> What is expected: Update the records below by replacing every "svg-text" with "text-node" and leaving all other text unchanged. Omit the pictures from your answer.

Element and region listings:
━━━━━━━━━━━━━━━━

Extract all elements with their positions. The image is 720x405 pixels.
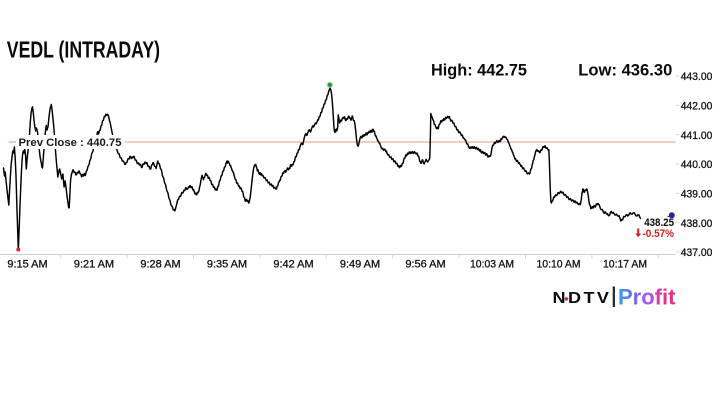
svg-text:-0.57%: -0.57% <box>643 228 675 240</box>
svg-text:10:03 AM: 10:03 AM <box>470 259 514 271</box>
svg-text:438.25: 438.25 <box>644 217 674 229</box>
svg-text:440.00: 440.00 <box>681 159 713 171</box>
svg-text:442.00: 442.00 <box>681 100 713 112</box>
svg-text:9:35 AM: 9:35 AM <box>207 259 247 271</box>
svg-text:Profit: Profit <box>618 285 676 310</box>
svg-text:9:49 AM: 9:49 AM <box>340 259 380 271</box>
svg-text:High: 442.75: High: 442.75 <box>431 61 527 79</box>
svg-text:10:10 AM: 10:10 AM <box>537 259 581 271</box>
svg-text:Prev Close : 440.75: Prev Close : 440.75 <box>19 137 122 149</box>
svg-text:437.00: 437.00 <box>681 247 713 259</box>
svg-text:VEDL (INTRADAY): VEDL (INTRADAY) <box>7 37 160 63</box>
svg-text:9:56 AM: 9:56 AM <box>405 259 445 271</box>
svg-text:9:42 AM: 9:42 AM <box>273 259 313 271</box>
svg-text:9:28 AM: 9:28 AM <box>140 259 180 271</box>
svg-text:438.00: 438.00 <box>681 218 713 230</box>
svg-text:10:17 AM: 10:17 AM <box>603 259 647 271</box>
svg-text:9:21 AM: 9:21 AM <box>74 259 114 271</box>
svg-text:439.00: 439.00 <box>681 188 713 200</box>
svg-text:441.00: 441.00 <box>681 130 713 142</box>
svg-text:Low: 436.30: Low: 436.30 <box>578 61 672 79</box>
svg-text:443.00: 443.00 <box>681 71 713 83</box>
svg-text:9:15 AM: 9:15 AM <box>7 259 47 271</box>
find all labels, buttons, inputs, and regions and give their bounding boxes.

━━━━━━━━━━━━━━━━

> Exercise answer:
Extract all elements with their positions. The image is 720x405 pixels.
text-node:-0.57%: -0.57% <box>643 228 675 240</box>
text-node:10:03 AM: 10:03 AM <box>470 259 514 271</box>
text-node:438.25: 438.25 <box>644 217 674 229</box>
text-node:440.00: 440.00 <box>681 159 713 171</box>
text-node:442.00: 442.00 <box>681 100 713 112</box>
text-node:9:35 AM: 9:35 AM <box>207 259 247 271</box>
text-node:Profit: Profit <box>618 285 676 310</box>
text-node:9:49 AM: 9:49 AM <box>340 259 380 271</box>
text-node:High: 442.75: High: 442.75 <box>431 61 527 79</box>
text-node:10:10 AM: 10:10 AM <box>537 259 581 271</box>
text-node:Prev Close : 440.75: Prev Close : 440.75 <box>19 137 122 149</box>
text-node:437.00: 437.00 <box>681 247 713 259</box>
text-node:VEDL (INTRADAY): VEDL (INTRADAY) <box>7 37 160 63</box>
text-node:9:56 AM: 9:56 AM <box>405 259 445 271</box>
text-node:9:42 AM: 9:42 AM <box>273 259 313 271</box>
text-node:9:28 AM: 9:28 AM <box>140 259 180 271</box>
text-node:438.00: 438.00 <box>681 218 713 230</box>
text-node:10:17 AM: 10:17 AM <box>603 259 647 271</box>
text-node:9:21 AM: 9:21 AM <box>74 259 114 271</box>
text-node:439.00: 439.00 <box>681 188 713 200</box>
text-node:441.00: 441.00 <box>681 130 713 142</box>
text-node:Low: 436.30: Low: 436.30 <box>578 61 672 79</box>
text-node:443.00: 443.00 <box>681 71 713 83</box>
text-node:9:15 AM: 9:15 AM <box>7 259 47 271</box>
find all labels, buttons, inputs, and regions and give their bounding boxes.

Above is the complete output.